Requirements:
Can you repeat the stretch of the thread on Buck's limping that opens with the words "Hopefully, these 7" and closes with "(Aug 3, 2015)", switching "leashed" to "crated"?

Source text:
# Suddenly Limping



## lily cd re (Jul 23, 2012)

I wish you luck with that. It sounds like time for brain games for you and Buck. I am glad you killed two birds with one stone and the vet didn't find anything big.


----------



## AngelAviary (Aug 12, 2014)

Thank goodness its nothing serious! I agree with the check up to be sure he is ok. You would have spend days worrying and now we know he is a ok! Good luck with the potty walks! He is going to build up lots of energy quick!


----------



## MollyMuiMa (Oct 13, 2012)

Poor Buck and poor you for having the job of keeping an active dog on 'hold' LOL!
Glad they didn't find anything major! (Cruciate ligament damage) Hope it will only be a short time before he gives his possum 'friendemy' hell again! LOL!


----------



## zooeysmom (Jan 3, 2014)

Poor Buck! Sending healing hugs to him! Maybe some puzzles toys and nose work games would be useful too.


----------



## Mfmst (Jun 18, 2014)

Hopefully, these 7 days will be easier than the atomic bomb energy build up of the spay recovery. He sorely (ha!) resented being leashed then. Brain game suggestions, welcome!


----------



## StormeeK (Aug 3, 2015)

We are hoping for a quick recovery, Buck! Something like this is hard because you just wish you knew what happened. A few years ago I was in the backyard and watched as my Great Dane ran into a tree chasing a squirrel. Immediate limping that then got worse the next day. I thought a shoulder injury but after an xray it was determined to be a torsion fracture in one of her toes. I know I would have always wondered what happened had I not been standing there. Best wishes for an easy week of rest!


----------



## Poodlebeguiled (May 27, 2013)

Supplied data:
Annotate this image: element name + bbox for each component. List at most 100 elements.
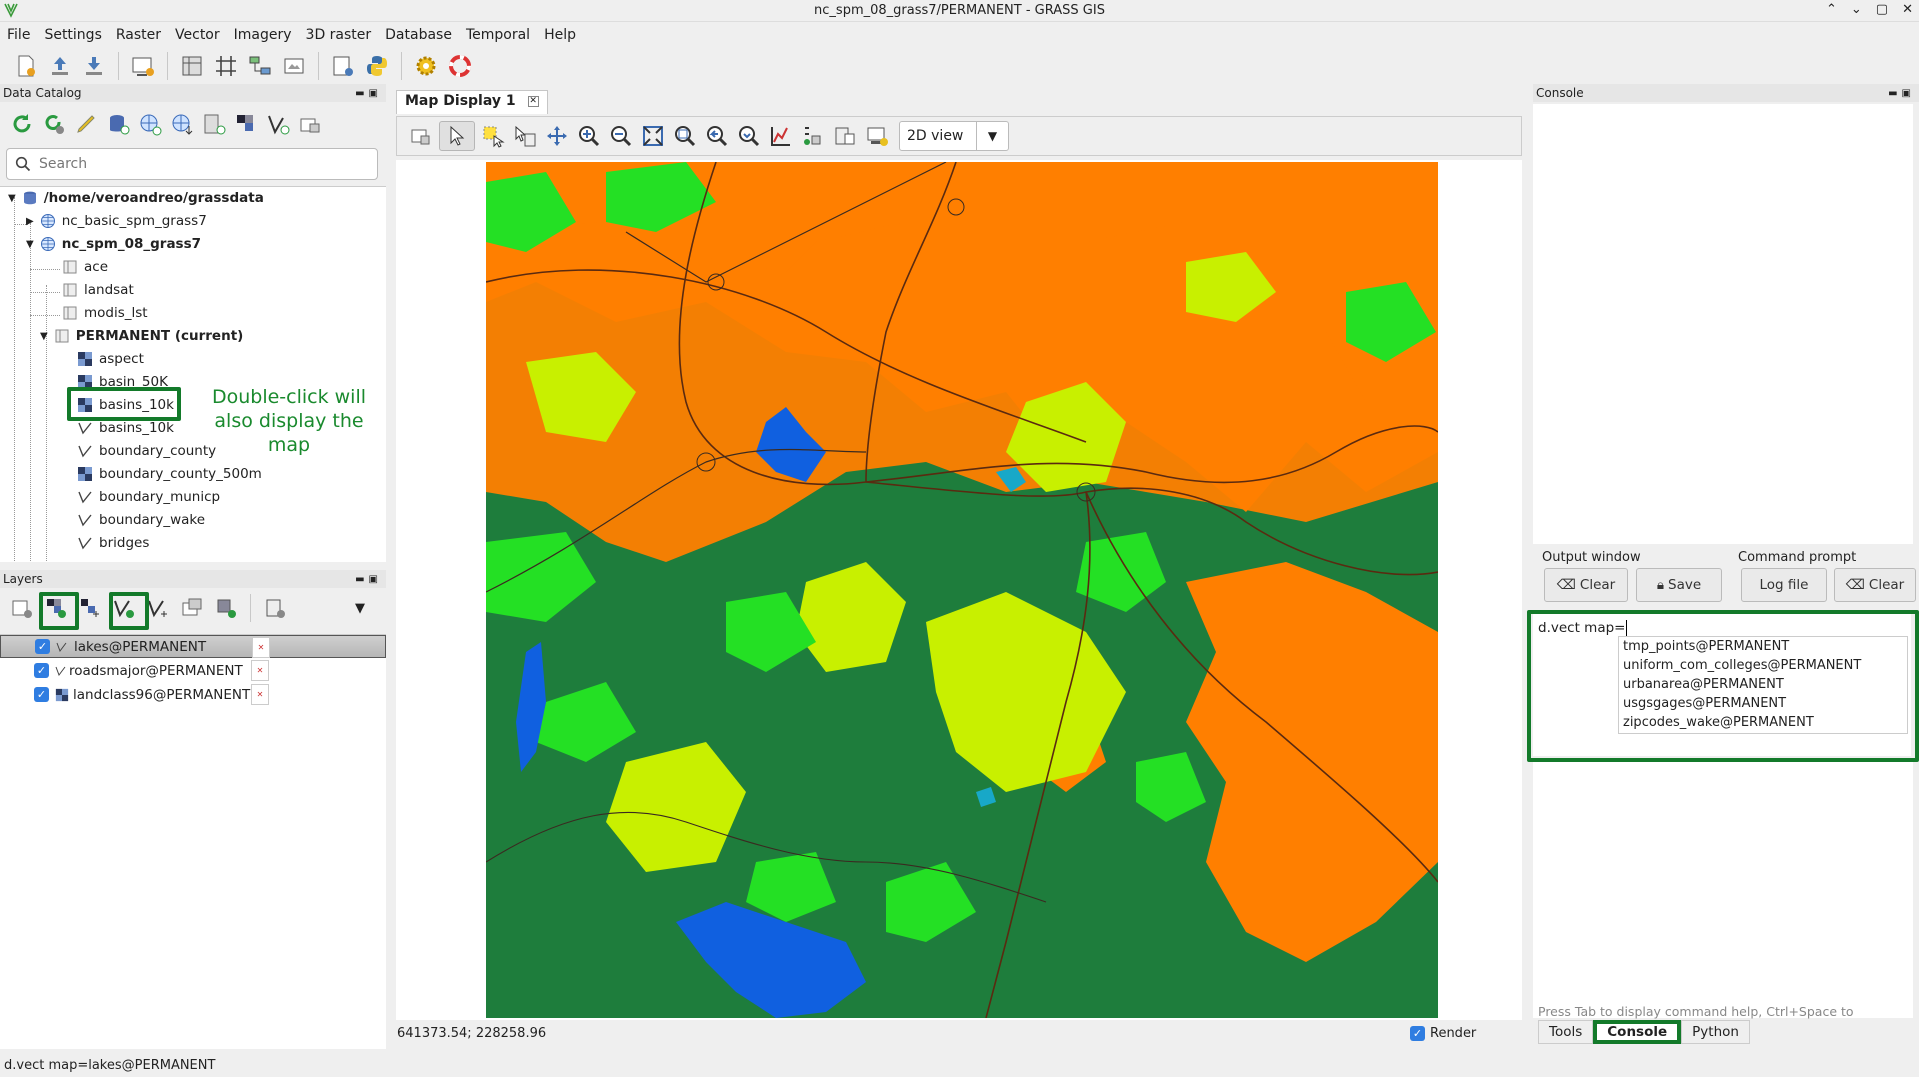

Full solution:
Hopefully, these 7 days will be easier than the atomic bomb energy build up of the spay recovery. He sorely (ha!) resented being crated then. Brain game suggestions, welcome!


----------



## StormeeK (Aug 3, 2015)